**Your task**
Reproduce each line of the listing exactly.

[Begin Data shown]

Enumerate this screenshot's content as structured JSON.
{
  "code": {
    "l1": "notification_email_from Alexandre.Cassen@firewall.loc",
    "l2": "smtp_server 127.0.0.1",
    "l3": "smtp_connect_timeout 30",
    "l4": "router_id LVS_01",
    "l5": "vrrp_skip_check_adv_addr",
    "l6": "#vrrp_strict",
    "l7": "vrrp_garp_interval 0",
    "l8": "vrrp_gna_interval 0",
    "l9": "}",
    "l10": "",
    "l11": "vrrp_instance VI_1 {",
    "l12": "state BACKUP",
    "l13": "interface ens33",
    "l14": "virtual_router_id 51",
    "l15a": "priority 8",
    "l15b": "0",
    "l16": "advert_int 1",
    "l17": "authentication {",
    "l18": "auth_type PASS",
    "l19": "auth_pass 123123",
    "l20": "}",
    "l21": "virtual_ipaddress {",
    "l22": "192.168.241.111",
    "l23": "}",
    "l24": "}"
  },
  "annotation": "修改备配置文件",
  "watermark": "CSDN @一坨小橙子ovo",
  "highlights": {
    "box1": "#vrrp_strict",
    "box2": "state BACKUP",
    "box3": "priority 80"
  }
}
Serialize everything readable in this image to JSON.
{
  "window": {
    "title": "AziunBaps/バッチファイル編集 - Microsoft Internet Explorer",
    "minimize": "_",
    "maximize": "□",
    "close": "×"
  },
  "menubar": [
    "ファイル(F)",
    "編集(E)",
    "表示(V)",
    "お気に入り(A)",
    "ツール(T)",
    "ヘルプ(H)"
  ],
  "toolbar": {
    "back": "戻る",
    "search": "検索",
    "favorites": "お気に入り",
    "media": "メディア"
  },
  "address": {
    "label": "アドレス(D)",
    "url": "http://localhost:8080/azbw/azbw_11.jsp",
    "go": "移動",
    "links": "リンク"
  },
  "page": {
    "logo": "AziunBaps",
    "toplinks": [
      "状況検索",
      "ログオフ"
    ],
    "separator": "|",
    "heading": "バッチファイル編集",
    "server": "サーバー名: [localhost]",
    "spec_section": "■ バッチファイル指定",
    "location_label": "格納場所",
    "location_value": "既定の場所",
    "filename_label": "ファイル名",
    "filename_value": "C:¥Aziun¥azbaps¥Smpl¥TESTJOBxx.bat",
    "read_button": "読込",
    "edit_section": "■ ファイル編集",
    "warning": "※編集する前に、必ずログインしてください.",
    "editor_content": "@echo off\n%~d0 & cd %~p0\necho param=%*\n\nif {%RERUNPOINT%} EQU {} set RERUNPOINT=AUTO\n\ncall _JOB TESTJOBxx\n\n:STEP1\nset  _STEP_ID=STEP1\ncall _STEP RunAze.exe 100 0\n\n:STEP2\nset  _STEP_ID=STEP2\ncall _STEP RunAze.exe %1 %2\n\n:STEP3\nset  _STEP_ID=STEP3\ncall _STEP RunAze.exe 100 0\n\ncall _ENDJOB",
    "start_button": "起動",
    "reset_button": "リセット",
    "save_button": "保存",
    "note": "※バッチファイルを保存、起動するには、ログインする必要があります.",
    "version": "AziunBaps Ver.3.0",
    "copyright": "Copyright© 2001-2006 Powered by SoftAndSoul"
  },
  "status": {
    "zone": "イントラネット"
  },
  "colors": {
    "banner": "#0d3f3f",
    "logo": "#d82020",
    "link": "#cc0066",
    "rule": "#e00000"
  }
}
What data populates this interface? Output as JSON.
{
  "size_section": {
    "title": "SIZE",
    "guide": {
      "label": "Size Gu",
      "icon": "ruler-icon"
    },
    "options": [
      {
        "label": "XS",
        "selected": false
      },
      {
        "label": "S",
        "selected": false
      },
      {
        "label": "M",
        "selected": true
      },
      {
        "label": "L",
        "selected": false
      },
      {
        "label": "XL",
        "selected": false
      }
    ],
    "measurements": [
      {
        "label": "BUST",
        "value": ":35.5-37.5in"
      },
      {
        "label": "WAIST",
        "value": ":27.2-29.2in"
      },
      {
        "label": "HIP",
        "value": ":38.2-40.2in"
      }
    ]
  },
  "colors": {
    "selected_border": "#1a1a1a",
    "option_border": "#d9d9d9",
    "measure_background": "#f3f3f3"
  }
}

[End Data shown]

**Result of the exercise**
Enumerate this screenshot's content as structured JSON.
{
  "code": {
    "l1": "notification_email_from Alexandre.Cassen@firewall.loc",
    "l2": "smtp_server 127.0.0.1",
    "l3": "smtp_connect_timeout 30",
    "l4": "router_id LVS_01",
    "l5": "vrrp_skip_check_adv_addr",
    "l6": "#vrrp_strict",
    "l7": "vrrp_garp_interval 0",
    "l8": "vrrp_gna_interval 0",
    "l9": "}",
    "l10": "",
    "l11": "vrrp_instance VI_1 {",
    "l12": "state BACKUP",
    "l13": "interface ens33",
    "l14": "virtual_router_id 51",
    "l15a": "priority 8",
    "l15b": "0",
    "l16": "advert_int 1",
    "l17": "authentication {",
    "l18": "auth_type PASS",
    "l19": "auth_pass 123123",
    "l20": "}",
    "l21": "virtual_ipaddress {",
    "l22": "192.168.241.111",
    "l23": "}",
    "l24": "}"
  },
  "annotation": "修改备配置文件",
  "watermark": "CSDN @一坨小橙子ovo",
  "highlights": {
    "box1": "#vrrp_strict",
    "box2": "state BACKUP",
    "box3": "priority 80"
  }
}
Serialize everything readable in this image to JSON.
{
  "window": {
    "title": "AziunBaps/バッチファイル編集 - Microsoft Internet Explorer",
    "minimize": "_",
    "maximize": "□",
    "close": "×"
  },
  "menubar": [
    "ファイル(F)",
    "編集(E)",
    "表示(V)",
    "お気に入り(A)",
    "ツール(T)",
    "ヘルプ(H)"
  ],
  "toolbar": {
    "back": "戻る",
    "search": "検索",
    "favorites": "お気に入り",
    "media": "メディア"
  },
  "address": {
    "label": "アドレス(D)",
    "url": "http://localhost:8080/azbw/azbw_11.jsp",
    "go": "移動",
    "links": "リンク"
  },
  "page": {
    "logo": "AziunBaps",
    "toplinks": [
      "状況検索",
      "ログオフ"
    ],
    "separator": "|",
    "heading": "バッチファイル編集",
    "server": "サーバー名: [localhost]",
    "spec_section": "■ バッチファイル指定",
    "location_label": "格納場所",
    "location_value": "既定の場所",
    "filename_label": "ファイル名",
    "filename_value": "C:¥Aziun¥azbaps¥Smpl¥TESTJOBxx.bat",
    "read_button": "読込",
    "edit_section": "■ ファイル編集",
    "warning": "※編集する前に、必ずログインしてください.",
    "editor_content": "@echo off\n%~d0 & cd %~p0\necho param=%*\n\nif {%RERUNPOINT%} EQU {} set RERUNPOINT=AUTO\n\ncall _JOB TESTJOBxx\n\n:STEP1\nset  _STEP_ID=STEP1\ncall _STEP RunAze.exe 100 0\n\n:STEP2\nset  _STEP_ID=STEP2\ncall _STEP RunAze.exe %1 %2\n\n:STEP3\nset  _STEP_ID=STEP3\ncall _STEP RunAze.exe 100 0\n\ncall _ENDJOB",
    "start_button": "起動",
    "reset_button": "リセット",
    "save_button": "保存",
    "note": "※バッチファイルを保存、起動するには、ログインする必要があります.",
    "version": "AziunBaps Ver.3.0",
    "copyright": "Copyright© 2001-2006 Powered by SoftAndSoul"
  },
  "status": {
    "zone": "イントラネット"
  },
  "colors": {
    "banner": "#0d3f3f",
    "logo": "#d82020",
    "link": "#cc0066",
    "rule": "#e00000"
  }
}
What data populates this interface? Output as JSON.
{
  "size_section": {
    "title": "SIZE",
    "guide": {
      "label": "Size Gu",
      "icon": "ruler-icon"
    },
    "options": [
      {
        "label": "XS",
        "selected": false
      },
      {
        "label": "S",
        "selected": false
      },
      {
        "label": "M",
        "selected": true
      },
      {
        "label": "L",
        "selected": false
      },
      {
        "label": "XL",
        "selected": false
      }
    ],
    "measurements": [
      {
        "label": "BUST",
        "value": ":35.5-37.5in"
      },
      {
        "label": "WAIST",
        "value": ":27.2-29.2in"
      },
      {
        "label": "HIP",
        "value": ":38.2-40.2in"
      }
    ]
  },
  "colors": {
    "selected_border": "#1a1a1a",
    "option_border": "#d9d9d9",
    "measure_background": "#f3f3f3"
  }
}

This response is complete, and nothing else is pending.